Task directions >> Report how many lines in the records below contain the word "title". Give only the number.

Supplied data >>

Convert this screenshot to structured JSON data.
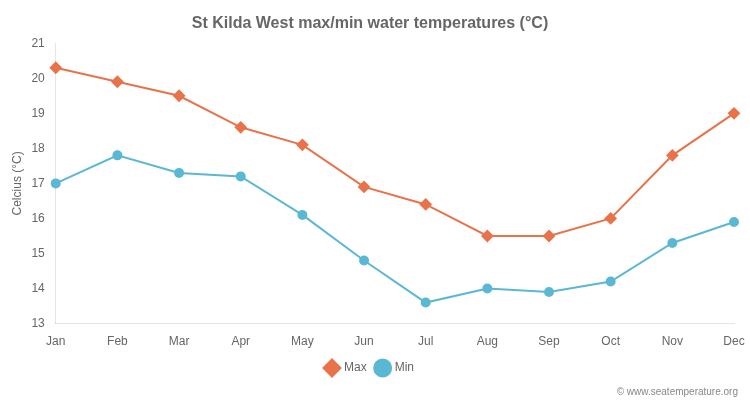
{
  "chart_data": {
    "type": "line",
    "title": "St Kilda West max/min water temperatures (°C)",
    "y_label": "Celcius (°C)",
    "categories": [
      "Jan",
      "Feb",
      "Mar",
      "Apr",
      "May",
      "Jun",
      "Jul",
      "Aug",
      "Sep",
      "Oct",
      "Nov",
      "Dec"
    ],
    "series": [
      {
        "name": "Max",
        "color": "#E8734A",
        "marker": "diamond",
        "line_style": "solid",
        "values": [
          20.3,
          19.9,
          19.5,
          18.6,
          18.1,
          16.9,
          16.4,
          15.5,
          15.5,
          16.0,
          17.8,
          19.0
        ]
      },
      {
        "name": "Min",
        "color": "#5BB8D4",
        "marker": "circle",
        "line_style": "solid",
        "values": [
          17.0,
          17.8,
          17.3,
          17.2,
          16.1,
          14.8,
          13.6,
          14.0,
          13.9,
          14.2,
          15.3,
          15.9
        ]
      }
    ],
    "ylim": [
      13,
      21
    ],
    "yticks": [
      13,
      14,
      15,
      16,
      17,
      18,
      19,
      20,
      21
    ],
    "grid": false,
    "legend": "bottom",
    "annotations": [
      "© www.seatemperature.org"
    ]
  }
}
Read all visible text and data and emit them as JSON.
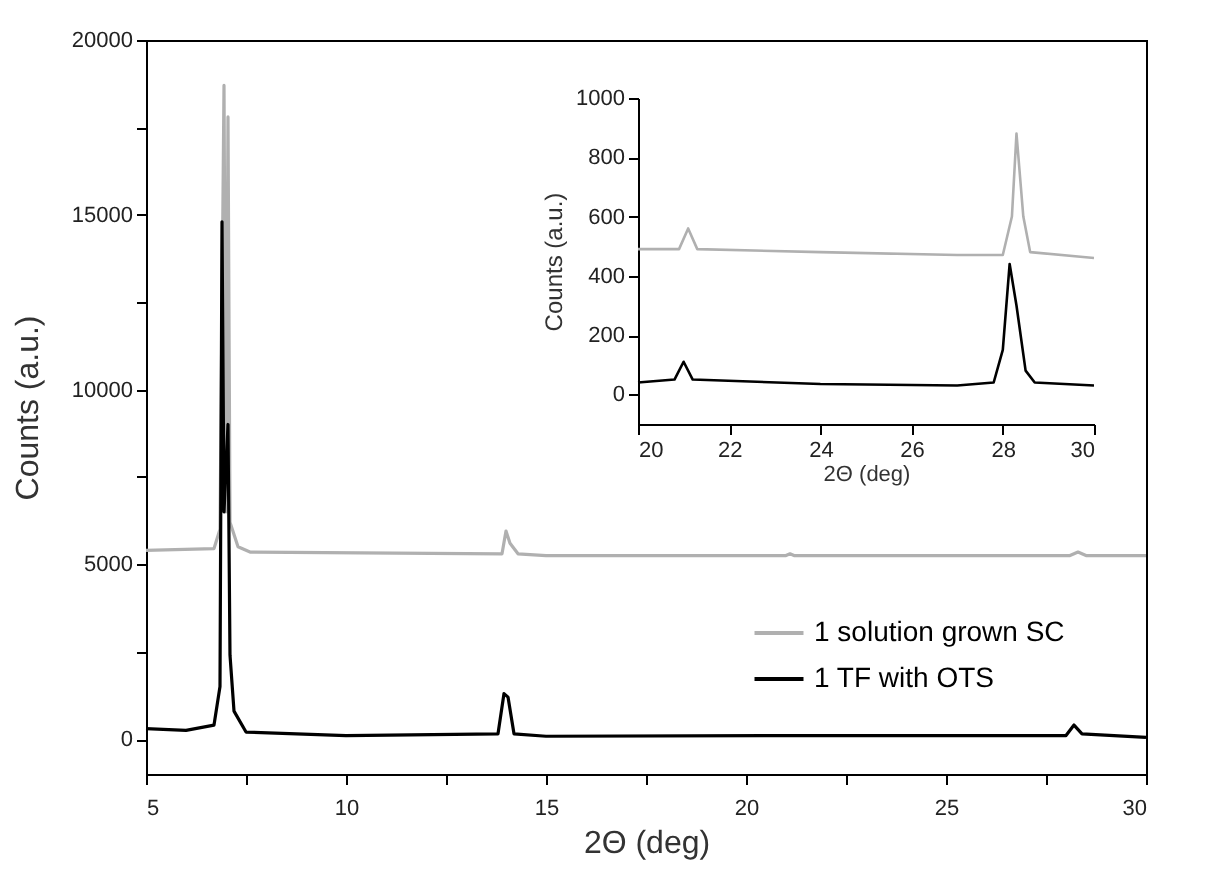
{
  "chart_data": [
    {
      "type": "line",
      "xlabel": "2Θ (deg)",
      "ylabel": "Counts (a.u.)",
      "xlim": [
        5,
        30
      ],
      "ylim": [
        -1000,
        20000
      ],
      "xticks": [
        5,
        {
          "value": 7.5,
          "label": null
        },
        10,
        {
          "value": 12.5,
          "label": null
        },
        15,
        {
          "value": 17.5,
          "label": null
        },
        20,
        {
          "value": 22.5,
          "label": null
        },
        25,
        {
          "value": 27.5,
          "label": null
        },
        30
      ],
      "yticks": [
        0,
        {
          "value": 2500,
          "label": null
        },
        5000,
        {
          "value": 7500,
          "label": null
        },
        10000,
        {
          "value": 12500,
          "label": null
        },
        15000,
        {
          "value": 17500,
          "label": null
        },
        20000
      ],
      "grid": false,
      "legend": "bottom right",
      "marker": "none",
      "line_style": "solid",
      "series": [
        {
          "name": "1 solution grown SC",
          "color": "#b0b0b0",
          "x": [
            5,
            6.7,
            6.85,
            6.95,
            7.0,
            7.05,
            7.1,
            7.3,
            7.6,
            13.9,
            14.0,
            14.1,
            14.3,
            15,
            21.0,
            21.1,
            21.2,
            28.1,
            28.3,
            28.5,
            30
          ],
          "values": [
            5400,
            5450,
            6000,
            18700,
            6500,
            17800,
            6200,
            5500,
            5350,
            5300,
            5950,
            5600,
            5300,
            5250,
            5250,
            5300,
            5250,
            5250,
            5350,
            5250,
            5250
          ]
        },
        {
          "name": "1 TF with OTS",
          "color": "#000000",
          "x": [
            5,
            6,
            6.7,
            6.85,
            6.9,
            6.95,
            7.05,
            7.1,
            7.2,
            7.5,
            10,
            13.8,
            13.95,
            14.05,
            14.2,
            15,
            21,
            28.0,
            28.2,
            28.4,
            30
          ],
          "values": [
            300,
            250,
            400,
            1500,
            14800,
            6500,
            9000,
            2400,
            800,
            200,
            100,
            150,
            1300,
            1200,
            150,
            80,
            100,
            100,
            400,
            150,
            50
          ]
        }
      ]
    },
    {
      "type": "line",
      "xlabel": "2Θ (deg)",
      "ylabel": "Counts (a.u.)",
      "xlim": [
        20,
        30
      ],
      "ylim": [
        -100,
        1000
      ],
      "xticks": [
        20,
        22,
        24,
        26,
        28,
        30
      ],
      "yticks": [
        0,
        200,
        400,
        600,
        800,
        1000
      ],
      "grid": false,
      "legend": false,
      "marker": "none",
      "line_style": "solid",
      "series": [
        {
          "color": "#b0b0b0",
          "x": [
            20,
            20.9,
            21.1,
            21.3,
            24,
            27,
            28.0,
            28.2,
            28.3,
            28.45,
            28.6,
            30
          ],
          "values": [
            490,
            490,
            560,
            490,
            480,
            470,
            470,
            600,
            880,
            600,
            480,
            460
          ]
        },
        {
          "color": "#000000",
          "x": [
            20,
            20.8,
            21.0,
            21.2,
            24,
            27,
            27.8,
            28.0,
            28.15,
            28.3,
            28.5,
            28.7,
            30
          ],
          "values": [
            40,
            50,
            110,
            50,
            35,
            30,
            40,
            150,
            440,
            300,
            80,
            40,
            30
          ]
        }
      ]
    }
  ]
}
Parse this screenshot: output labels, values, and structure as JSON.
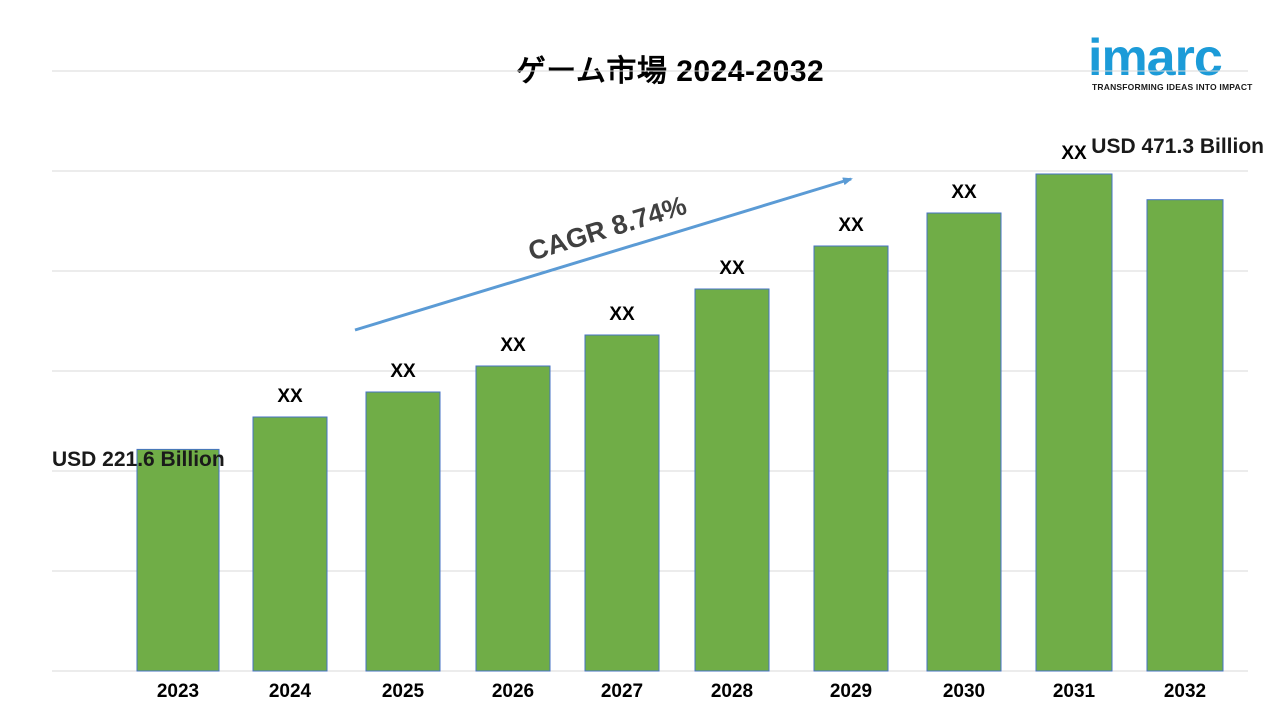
{
  "brand": {
    "name": "imarc",
    "tagline": "TRANSFORMING IDEAS INTO IMPACT",
    "color": "#1c9bd8"
  },
  "chart_data": {
    "type": "bar",
    "title": "ゲーム市場 2024-2032",
    "categories": [
      "2023",
      "2024",
      "2025",
      "2026",
      "2027",
      "2028",
      "2029",
      "2030",
      "2031",
      "2032"
    ],
    "values": [
      221.6,
      254,
      279,
      305,
      336,
      382,
      425,
      458,
      497,
      471.3
    ],
    "data_labels": [
      "USD 221.6 Billion",
      "XX",
      "XX",
      "XX",
      "XX",
      "XX",
      "XX",
      "XX",
      "XX",
      "USD 471.3 Billion"
    ],
    "ylim": [
      0,
      600
    ],
    "grid": true,
    "bar_color": "#70ad47",
    "bar_edge_color": "#4472c4",
    "annotation": {
      "text": "CAGR 8.74%",
      "arrow_color": "#5b9bd5"
    },
    "xlabel": "",
    "ylabel": ""
  }
}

Solution for this exercise >> 2